Given request: Lift every line from the entries that includes the word "this".
....
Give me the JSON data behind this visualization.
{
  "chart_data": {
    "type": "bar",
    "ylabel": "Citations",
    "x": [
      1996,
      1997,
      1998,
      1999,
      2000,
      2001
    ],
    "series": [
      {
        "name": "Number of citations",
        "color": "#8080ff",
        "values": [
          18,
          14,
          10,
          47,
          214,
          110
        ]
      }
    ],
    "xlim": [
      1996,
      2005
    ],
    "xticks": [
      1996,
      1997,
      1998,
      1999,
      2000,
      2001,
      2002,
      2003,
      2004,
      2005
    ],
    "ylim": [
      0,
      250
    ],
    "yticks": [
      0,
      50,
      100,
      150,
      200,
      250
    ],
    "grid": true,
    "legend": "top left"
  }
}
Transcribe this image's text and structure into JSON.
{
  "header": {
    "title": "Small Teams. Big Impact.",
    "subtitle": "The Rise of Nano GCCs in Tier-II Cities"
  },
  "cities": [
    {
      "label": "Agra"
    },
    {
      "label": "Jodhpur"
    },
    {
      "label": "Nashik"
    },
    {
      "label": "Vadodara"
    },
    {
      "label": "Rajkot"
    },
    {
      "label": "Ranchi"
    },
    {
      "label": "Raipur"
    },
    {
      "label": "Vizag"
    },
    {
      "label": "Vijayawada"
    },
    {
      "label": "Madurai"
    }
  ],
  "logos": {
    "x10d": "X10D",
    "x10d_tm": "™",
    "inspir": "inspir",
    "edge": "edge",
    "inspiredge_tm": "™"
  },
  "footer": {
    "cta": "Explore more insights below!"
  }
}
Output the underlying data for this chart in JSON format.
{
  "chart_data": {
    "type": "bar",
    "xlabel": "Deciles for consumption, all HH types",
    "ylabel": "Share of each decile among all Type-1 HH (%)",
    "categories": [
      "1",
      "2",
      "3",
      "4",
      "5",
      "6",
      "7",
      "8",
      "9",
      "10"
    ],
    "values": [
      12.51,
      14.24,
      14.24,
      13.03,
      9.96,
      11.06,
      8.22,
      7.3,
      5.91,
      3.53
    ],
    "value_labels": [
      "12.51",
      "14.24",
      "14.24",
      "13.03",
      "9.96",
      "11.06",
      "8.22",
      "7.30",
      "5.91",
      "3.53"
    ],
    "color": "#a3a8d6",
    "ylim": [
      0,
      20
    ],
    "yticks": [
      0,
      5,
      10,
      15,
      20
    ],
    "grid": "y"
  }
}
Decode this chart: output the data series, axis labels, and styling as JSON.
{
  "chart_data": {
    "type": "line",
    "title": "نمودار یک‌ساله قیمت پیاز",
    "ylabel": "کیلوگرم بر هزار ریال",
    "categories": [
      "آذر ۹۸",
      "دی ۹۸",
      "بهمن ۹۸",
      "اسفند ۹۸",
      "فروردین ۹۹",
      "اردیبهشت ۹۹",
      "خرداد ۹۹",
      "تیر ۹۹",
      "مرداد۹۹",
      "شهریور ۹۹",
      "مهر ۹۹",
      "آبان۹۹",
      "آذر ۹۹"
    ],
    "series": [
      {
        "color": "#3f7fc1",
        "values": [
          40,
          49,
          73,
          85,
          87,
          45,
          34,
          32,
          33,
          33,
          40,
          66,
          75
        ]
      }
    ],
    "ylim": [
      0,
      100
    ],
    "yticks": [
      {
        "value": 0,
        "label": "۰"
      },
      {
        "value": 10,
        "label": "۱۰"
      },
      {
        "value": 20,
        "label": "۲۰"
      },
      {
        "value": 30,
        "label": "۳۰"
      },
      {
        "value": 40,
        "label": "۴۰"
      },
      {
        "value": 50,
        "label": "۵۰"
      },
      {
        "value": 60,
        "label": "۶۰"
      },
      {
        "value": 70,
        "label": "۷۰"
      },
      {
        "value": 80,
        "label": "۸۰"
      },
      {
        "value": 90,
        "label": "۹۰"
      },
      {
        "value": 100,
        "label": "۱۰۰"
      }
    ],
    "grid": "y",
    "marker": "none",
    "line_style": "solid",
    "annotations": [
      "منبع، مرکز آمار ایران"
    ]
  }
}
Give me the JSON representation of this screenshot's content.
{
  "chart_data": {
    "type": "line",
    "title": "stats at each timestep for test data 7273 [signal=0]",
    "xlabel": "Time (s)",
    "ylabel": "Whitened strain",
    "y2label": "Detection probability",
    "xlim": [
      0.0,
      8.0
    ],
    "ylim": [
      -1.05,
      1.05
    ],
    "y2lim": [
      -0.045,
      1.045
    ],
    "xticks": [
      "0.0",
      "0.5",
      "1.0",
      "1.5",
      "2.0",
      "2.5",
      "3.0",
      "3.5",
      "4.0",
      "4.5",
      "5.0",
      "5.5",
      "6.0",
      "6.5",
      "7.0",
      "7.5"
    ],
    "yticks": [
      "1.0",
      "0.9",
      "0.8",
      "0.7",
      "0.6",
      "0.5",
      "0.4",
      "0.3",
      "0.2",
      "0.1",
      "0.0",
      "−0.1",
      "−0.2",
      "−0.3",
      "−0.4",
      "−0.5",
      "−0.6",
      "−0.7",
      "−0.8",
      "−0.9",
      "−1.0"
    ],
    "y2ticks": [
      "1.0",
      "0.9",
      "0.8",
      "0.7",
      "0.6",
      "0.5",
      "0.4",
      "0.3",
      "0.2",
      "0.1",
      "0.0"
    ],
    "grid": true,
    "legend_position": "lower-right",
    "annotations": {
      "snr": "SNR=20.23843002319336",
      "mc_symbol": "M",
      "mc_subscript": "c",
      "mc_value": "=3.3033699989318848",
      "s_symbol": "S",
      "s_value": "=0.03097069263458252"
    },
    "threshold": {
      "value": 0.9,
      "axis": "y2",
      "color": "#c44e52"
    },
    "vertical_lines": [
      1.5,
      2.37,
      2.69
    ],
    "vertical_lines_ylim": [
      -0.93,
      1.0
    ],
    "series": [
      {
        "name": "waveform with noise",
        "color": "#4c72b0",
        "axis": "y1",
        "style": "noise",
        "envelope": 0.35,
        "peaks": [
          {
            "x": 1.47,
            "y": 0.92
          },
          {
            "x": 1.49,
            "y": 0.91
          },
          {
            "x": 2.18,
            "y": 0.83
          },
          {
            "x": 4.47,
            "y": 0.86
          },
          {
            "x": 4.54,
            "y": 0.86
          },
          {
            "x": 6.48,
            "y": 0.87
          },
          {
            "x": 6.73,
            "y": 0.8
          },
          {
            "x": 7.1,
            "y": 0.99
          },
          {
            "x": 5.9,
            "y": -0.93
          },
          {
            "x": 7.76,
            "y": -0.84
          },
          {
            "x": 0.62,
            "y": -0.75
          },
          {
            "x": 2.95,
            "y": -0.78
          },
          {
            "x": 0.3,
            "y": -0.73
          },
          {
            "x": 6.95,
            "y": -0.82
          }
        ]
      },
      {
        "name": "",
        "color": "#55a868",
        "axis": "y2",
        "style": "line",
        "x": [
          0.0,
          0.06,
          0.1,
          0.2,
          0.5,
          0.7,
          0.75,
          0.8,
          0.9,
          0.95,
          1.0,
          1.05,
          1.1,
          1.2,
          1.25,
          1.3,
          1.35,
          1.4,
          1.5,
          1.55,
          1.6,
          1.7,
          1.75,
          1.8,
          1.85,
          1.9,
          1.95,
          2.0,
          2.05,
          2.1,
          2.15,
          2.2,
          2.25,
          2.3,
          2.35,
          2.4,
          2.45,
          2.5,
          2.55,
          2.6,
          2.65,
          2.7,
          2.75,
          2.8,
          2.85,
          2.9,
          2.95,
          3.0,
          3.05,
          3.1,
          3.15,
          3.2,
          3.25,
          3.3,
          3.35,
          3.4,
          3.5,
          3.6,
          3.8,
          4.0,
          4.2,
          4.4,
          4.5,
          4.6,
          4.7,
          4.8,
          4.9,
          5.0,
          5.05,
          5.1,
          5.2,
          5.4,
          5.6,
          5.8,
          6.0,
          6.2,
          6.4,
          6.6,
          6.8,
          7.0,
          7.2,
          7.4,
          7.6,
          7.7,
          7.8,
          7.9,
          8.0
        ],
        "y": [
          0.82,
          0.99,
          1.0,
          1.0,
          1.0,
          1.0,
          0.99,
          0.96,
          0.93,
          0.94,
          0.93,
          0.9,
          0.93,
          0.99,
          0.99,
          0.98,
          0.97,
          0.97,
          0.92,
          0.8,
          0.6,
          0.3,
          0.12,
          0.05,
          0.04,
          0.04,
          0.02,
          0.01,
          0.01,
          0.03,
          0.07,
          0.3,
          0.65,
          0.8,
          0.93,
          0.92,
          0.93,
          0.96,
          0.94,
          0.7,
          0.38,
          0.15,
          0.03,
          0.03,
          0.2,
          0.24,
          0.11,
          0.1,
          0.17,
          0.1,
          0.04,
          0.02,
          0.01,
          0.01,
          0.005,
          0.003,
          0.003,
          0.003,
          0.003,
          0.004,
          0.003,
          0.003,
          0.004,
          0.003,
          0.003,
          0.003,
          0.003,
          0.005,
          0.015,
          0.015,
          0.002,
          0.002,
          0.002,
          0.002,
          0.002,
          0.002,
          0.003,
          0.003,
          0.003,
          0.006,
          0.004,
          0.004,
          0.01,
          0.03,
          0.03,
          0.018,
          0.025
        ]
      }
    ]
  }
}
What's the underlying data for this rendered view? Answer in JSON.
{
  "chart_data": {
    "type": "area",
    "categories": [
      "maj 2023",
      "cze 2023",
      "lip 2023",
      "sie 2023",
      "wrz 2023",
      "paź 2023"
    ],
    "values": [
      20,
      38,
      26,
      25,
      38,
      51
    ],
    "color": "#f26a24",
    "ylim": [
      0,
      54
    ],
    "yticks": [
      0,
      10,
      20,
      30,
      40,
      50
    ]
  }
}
....
Expected output:
Give me the JSON data behind this visualization.
Transcribe this image's text and structure into JSON.
Output the underlying data for this chart in JSON format.
Decode this chart: output the data series, axis labels, and styling as JSON.
Give me the JSON representation of this screenshot's content.
What's the underlying data for this rendered view? Answer in JSON.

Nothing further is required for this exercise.